EXERCISE MATERIALS.
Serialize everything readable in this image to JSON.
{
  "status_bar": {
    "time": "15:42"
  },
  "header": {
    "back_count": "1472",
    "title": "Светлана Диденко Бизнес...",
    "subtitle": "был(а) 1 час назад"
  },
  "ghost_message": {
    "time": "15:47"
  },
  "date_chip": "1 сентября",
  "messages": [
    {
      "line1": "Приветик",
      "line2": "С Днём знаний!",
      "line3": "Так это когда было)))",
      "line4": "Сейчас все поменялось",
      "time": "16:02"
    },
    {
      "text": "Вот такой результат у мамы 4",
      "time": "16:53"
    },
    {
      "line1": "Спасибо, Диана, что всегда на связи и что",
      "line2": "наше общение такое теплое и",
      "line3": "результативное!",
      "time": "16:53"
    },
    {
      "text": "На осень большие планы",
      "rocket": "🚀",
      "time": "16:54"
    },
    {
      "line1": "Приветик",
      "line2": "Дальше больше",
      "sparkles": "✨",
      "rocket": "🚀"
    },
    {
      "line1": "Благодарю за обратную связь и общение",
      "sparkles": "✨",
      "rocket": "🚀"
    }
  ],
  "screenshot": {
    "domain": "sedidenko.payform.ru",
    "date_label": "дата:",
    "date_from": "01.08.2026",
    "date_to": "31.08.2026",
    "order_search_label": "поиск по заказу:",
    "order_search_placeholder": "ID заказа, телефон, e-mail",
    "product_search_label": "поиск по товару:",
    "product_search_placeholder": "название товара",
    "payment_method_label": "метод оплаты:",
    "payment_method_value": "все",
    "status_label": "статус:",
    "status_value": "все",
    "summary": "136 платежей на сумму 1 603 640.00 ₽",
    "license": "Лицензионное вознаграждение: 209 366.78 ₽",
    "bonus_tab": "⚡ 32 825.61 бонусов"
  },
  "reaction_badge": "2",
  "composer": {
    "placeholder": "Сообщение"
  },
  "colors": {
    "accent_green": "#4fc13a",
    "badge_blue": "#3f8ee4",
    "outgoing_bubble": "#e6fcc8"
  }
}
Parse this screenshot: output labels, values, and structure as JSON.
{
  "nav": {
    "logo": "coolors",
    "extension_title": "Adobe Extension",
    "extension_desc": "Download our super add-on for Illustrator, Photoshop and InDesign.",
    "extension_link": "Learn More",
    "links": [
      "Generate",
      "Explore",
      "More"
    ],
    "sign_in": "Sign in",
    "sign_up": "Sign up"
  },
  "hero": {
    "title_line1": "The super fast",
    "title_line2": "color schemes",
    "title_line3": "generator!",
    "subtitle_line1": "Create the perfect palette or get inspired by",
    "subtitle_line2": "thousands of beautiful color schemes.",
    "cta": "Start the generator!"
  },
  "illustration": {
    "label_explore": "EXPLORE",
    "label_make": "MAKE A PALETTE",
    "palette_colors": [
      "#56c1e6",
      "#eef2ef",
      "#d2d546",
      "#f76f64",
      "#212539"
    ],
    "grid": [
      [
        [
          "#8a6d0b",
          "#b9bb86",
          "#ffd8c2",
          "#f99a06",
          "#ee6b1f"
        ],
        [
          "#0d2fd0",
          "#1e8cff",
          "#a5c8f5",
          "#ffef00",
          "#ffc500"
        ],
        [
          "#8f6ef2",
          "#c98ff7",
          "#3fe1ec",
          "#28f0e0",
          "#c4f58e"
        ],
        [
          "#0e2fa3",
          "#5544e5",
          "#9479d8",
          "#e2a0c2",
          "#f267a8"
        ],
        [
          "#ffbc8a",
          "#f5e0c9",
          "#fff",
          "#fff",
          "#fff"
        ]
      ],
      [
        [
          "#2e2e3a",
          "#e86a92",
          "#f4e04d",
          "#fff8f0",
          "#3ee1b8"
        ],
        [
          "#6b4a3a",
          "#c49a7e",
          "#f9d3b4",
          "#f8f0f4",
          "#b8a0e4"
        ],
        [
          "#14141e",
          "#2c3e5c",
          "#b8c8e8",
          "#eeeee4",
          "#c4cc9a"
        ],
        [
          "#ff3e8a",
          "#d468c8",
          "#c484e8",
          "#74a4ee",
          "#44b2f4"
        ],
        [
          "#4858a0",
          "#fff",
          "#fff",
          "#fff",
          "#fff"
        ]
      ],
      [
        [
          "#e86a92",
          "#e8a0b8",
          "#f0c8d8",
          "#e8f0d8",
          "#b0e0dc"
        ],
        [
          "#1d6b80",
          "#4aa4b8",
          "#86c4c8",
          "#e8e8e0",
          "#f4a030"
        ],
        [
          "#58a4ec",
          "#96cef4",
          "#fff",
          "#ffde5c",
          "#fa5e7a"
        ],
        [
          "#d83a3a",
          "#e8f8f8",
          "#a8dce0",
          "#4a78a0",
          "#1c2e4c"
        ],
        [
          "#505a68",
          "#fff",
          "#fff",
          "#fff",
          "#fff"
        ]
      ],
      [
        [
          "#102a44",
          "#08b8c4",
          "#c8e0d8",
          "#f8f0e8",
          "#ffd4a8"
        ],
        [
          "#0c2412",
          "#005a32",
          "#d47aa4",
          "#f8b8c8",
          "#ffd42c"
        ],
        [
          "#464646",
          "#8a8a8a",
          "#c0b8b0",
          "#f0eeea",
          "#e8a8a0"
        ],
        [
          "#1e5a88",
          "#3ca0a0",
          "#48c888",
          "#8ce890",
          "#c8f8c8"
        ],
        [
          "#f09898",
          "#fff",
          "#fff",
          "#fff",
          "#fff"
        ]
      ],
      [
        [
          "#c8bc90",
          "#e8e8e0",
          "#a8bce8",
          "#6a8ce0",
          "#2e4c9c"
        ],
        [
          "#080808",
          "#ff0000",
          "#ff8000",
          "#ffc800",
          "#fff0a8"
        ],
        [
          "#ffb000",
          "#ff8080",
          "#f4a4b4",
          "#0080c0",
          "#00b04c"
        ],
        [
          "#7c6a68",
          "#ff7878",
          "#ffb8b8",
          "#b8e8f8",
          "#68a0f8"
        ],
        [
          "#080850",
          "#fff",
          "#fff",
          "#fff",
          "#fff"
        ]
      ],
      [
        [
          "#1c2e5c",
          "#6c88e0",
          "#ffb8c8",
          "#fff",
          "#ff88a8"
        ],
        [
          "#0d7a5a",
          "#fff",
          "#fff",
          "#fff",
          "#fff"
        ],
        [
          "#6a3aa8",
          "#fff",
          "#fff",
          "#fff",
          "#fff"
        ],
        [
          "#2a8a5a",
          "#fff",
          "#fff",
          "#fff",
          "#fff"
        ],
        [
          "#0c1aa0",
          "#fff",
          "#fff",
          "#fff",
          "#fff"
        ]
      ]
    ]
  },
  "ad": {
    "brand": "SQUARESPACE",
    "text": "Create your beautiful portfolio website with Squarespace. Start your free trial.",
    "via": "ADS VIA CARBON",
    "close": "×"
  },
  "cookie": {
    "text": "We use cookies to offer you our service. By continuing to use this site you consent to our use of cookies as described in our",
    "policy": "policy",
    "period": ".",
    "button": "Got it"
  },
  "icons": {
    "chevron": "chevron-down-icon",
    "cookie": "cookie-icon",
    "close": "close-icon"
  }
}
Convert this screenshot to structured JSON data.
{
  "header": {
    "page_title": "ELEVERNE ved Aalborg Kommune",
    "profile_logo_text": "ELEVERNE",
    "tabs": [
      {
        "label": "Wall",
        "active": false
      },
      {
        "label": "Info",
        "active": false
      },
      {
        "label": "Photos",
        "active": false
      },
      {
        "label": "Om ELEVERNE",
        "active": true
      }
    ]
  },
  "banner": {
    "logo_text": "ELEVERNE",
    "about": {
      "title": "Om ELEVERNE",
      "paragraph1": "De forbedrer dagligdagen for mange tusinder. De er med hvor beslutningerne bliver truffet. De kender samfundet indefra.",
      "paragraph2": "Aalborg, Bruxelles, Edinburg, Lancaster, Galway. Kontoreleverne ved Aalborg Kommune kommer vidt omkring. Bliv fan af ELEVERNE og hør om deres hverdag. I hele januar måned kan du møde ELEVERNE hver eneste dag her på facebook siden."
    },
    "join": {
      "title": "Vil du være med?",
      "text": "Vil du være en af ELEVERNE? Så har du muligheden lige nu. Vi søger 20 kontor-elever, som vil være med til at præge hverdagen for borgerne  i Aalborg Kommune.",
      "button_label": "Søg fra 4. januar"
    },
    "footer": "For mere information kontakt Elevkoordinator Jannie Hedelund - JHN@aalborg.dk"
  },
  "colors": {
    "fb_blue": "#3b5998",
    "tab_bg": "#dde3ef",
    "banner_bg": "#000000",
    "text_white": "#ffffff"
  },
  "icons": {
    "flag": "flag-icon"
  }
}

EXERCISE. Show the lines from the data above that contain the string "JSON".

SOLUTION FOR THIS TASK.
Serialize everything readable in this image to JSON.
Parse this screenshot: output labels, values, and structure as JSON.
Convert this screenshot to structured JSON data.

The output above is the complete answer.